WORK INSTRUCTIONS: Pull out every line of the items below that contains the string "panel", matching case exactly, and copy each one in full.

--- Start of MATERIAL SUPPLIED ---

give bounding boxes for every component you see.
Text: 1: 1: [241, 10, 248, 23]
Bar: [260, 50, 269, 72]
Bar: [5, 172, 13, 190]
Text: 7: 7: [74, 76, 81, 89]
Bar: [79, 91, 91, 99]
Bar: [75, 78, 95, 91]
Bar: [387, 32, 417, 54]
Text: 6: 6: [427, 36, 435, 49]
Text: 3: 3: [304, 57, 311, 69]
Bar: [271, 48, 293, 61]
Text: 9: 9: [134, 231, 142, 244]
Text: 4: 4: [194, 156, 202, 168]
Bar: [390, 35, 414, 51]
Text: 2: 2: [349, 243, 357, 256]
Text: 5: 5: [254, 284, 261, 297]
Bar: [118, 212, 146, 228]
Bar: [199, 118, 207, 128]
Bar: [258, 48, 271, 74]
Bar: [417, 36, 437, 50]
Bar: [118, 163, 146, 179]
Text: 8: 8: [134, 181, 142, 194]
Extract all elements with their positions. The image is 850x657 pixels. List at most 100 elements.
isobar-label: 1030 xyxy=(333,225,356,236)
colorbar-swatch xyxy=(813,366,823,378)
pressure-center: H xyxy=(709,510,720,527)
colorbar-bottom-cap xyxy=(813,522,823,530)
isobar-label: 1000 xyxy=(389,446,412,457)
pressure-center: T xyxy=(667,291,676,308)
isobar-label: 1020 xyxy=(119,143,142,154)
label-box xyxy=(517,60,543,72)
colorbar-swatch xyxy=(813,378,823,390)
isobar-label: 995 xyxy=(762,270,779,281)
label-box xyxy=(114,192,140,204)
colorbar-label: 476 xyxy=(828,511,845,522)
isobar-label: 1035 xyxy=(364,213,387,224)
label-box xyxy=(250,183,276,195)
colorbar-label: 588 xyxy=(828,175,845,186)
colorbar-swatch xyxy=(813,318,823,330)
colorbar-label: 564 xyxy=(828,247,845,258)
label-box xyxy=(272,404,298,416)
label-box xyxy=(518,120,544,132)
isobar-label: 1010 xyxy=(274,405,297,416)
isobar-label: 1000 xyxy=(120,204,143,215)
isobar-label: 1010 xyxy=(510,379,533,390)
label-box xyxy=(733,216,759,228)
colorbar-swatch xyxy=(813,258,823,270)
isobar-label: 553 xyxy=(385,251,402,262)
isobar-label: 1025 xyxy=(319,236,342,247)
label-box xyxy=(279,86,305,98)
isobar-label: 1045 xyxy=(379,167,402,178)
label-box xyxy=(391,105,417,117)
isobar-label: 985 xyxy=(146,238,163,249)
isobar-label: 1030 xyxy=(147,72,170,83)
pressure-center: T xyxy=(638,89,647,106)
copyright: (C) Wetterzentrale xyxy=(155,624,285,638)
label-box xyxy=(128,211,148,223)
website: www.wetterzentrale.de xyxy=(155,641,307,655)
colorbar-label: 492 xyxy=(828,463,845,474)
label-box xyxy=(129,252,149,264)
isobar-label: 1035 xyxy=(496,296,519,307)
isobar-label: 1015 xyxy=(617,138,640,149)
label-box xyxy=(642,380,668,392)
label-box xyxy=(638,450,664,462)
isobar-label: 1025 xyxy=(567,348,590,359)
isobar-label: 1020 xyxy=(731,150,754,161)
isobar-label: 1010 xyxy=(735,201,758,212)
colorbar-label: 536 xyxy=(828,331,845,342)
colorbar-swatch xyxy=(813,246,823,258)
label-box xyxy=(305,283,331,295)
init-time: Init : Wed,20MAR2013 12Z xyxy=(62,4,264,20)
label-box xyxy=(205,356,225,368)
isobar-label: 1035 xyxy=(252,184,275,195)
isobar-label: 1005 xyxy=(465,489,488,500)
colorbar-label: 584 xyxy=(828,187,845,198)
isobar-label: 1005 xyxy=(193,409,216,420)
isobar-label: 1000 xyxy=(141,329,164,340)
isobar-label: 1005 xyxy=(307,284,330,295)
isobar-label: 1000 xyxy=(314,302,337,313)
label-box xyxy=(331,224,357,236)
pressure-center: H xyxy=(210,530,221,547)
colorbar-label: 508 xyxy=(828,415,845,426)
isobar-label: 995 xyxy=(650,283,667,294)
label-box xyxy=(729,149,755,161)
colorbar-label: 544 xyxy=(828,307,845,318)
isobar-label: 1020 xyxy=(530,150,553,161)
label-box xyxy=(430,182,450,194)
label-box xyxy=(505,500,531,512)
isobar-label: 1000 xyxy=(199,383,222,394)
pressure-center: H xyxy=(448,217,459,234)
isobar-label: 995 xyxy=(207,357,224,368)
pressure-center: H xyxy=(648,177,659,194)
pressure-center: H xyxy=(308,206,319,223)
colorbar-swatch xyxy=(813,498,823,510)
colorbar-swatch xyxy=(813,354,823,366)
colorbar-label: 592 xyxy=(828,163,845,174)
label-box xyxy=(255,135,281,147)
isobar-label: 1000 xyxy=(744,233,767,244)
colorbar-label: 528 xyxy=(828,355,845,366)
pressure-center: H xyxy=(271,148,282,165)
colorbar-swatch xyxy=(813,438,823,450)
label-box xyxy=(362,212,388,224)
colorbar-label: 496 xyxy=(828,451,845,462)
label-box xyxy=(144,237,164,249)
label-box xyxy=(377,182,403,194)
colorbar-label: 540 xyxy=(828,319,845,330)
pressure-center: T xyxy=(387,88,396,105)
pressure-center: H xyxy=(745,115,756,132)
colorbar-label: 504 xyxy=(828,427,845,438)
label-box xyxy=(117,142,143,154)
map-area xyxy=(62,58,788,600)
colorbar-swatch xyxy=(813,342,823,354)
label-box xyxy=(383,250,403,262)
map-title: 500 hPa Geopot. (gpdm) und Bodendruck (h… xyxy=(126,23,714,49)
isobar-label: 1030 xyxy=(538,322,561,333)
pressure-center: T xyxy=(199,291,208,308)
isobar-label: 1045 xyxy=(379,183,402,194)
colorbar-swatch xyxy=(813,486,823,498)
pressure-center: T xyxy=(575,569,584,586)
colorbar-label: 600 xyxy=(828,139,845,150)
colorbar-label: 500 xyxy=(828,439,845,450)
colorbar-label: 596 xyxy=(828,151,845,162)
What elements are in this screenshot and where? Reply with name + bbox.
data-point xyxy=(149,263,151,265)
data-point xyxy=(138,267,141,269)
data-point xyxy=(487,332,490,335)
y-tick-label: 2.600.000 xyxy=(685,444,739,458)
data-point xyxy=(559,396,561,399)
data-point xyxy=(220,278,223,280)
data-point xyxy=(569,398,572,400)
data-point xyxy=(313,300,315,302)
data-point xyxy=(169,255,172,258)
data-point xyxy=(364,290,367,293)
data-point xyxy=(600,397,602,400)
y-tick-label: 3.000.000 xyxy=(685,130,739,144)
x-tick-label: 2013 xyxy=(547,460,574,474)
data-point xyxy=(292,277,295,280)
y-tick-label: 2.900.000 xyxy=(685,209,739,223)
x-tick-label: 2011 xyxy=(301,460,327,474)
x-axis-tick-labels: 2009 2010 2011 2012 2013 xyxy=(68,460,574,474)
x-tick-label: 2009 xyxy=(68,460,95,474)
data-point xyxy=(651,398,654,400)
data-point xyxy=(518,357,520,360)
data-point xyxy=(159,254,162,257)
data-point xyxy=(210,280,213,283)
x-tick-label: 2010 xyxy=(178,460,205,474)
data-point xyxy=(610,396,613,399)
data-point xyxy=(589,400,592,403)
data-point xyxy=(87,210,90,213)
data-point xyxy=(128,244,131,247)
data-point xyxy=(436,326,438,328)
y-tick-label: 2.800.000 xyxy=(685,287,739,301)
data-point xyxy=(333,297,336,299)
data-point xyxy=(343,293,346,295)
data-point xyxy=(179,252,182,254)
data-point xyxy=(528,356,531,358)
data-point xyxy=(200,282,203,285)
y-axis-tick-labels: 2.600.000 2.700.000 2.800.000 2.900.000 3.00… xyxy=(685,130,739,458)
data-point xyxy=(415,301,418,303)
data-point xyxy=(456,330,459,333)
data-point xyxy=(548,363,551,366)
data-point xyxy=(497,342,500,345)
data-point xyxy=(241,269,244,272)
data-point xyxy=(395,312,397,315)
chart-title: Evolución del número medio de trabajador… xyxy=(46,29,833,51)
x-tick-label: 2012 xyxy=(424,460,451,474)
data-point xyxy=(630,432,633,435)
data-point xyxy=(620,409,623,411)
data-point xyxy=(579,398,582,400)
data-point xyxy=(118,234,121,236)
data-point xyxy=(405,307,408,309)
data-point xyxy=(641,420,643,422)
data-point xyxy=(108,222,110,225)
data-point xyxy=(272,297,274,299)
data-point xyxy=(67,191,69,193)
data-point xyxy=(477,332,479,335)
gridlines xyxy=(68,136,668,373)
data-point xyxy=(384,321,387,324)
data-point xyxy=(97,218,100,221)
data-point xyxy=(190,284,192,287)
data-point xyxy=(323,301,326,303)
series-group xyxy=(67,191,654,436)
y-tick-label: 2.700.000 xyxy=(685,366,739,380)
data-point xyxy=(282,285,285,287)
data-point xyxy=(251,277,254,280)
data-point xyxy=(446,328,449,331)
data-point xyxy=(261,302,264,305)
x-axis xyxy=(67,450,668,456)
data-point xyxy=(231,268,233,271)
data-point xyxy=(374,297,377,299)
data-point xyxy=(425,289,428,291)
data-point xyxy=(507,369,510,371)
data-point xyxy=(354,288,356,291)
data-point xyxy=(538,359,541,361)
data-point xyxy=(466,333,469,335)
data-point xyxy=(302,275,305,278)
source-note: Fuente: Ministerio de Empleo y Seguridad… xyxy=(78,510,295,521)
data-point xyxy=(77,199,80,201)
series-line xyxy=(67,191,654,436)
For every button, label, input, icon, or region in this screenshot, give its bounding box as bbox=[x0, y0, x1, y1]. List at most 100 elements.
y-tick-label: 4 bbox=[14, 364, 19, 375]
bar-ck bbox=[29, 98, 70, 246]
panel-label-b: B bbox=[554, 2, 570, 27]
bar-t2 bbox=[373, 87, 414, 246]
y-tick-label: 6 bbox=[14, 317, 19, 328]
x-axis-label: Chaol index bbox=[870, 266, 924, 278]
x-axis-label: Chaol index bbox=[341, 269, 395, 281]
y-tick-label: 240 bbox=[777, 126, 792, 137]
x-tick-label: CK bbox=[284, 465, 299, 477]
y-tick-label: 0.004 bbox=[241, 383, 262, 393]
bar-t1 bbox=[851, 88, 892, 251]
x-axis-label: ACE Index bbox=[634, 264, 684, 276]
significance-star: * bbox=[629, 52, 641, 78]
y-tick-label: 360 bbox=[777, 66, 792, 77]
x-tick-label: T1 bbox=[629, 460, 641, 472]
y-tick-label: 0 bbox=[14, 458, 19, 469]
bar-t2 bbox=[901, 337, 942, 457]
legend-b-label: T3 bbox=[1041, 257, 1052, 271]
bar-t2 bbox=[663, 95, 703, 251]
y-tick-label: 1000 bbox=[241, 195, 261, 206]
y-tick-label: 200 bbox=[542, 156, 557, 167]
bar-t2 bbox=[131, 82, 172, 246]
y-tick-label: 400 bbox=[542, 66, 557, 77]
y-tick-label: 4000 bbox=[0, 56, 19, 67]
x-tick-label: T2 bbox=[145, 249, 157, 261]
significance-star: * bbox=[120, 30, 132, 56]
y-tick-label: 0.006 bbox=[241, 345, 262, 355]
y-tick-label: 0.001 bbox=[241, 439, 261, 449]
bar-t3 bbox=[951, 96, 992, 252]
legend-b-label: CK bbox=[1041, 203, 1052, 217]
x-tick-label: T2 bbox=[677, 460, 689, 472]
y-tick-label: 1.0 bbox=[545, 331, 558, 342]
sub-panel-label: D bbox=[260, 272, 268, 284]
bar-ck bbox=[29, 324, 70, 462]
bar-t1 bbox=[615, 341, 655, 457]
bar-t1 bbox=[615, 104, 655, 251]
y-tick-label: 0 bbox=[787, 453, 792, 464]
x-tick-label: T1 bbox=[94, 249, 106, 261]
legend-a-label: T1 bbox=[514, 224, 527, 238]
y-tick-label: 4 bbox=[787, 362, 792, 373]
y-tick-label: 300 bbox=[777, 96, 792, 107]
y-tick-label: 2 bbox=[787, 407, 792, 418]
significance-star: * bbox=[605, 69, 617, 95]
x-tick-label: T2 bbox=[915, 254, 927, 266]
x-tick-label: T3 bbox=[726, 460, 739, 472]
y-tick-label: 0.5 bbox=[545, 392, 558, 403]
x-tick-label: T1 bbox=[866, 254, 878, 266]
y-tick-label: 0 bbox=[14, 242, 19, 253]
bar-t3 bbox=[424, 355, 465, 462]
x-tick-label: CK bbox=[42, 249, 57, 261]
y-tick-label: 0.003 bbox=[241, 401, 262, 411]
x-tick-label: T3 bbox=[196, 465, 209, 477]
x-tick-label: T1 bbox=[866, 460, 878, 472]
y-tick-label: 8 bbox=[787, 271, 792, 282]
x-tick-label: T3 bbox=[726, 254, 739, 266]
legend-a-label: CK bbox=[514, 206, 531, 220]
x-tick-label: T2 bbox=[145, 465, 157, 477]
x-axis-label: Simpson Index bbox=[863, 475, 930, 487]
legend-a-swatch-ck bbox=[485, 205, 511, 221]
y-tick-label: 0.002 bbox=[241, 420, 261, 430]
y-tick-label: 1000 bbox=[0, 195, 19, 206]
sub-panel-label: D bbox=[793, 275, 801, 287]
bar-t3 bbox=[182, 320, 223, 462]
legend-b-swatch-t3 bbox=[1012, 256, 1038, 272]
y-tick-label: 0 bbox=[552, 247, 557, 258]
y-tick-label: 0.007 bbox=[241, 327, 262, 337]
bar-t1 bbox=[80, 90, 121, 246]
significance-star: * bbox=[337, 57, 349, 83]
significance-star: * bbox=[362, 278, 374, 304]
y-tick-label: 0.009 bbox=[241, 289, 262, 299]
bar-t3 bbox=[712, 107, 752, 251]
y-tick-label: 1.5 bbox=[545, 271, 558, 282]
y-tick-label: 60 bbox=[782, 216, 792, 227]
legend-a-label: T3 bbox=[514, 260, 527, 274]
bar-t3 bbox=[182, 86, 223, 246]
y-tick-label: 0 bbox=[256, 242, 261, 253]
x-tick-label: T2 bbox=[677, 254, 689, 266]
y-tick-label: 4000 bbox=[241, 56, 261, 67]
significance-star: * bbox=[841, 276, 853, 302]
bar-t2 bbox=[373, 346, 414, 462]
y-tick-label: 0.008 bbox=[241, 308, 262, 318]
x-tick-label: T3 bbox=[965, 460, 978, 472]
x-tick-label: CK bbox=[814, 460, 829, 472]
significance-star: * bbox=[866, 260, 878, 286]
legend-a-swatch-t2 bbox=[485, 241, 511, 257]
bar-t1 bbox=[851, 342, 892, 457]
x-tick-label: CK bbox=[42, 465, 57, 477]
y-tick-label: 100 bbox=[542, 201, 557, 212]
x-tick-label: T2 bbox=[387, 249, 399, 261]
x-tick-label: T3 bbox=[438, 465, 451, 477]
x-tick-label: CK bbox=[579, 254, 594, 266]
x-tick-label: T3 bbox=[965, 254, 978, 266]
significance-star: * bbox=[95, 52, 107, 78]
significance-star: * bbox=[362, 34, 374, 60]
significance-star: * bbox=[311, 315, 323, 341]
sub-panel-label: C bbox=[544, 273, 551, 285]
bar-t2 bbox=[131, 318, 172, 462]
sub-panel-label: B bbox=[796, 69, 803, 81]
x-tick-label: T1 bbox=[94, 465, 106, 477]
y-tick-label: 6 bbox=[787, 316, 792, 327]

--- End of MATERIAL SUPPLIED ---

ANSWER FOR THIS EXERCISE:
panel-label-b: B bbox=[554, 2, 570, 27]
sub-panel-label: D bbox=[260, 272, 268, 284]
sub-panel-label: D bbox=[793, 275, 801, 287]
sub-panel-label: C bbox=[544, 273, 551, 285]
sub-panel-label: B bbox=[796, 69, 803, 81]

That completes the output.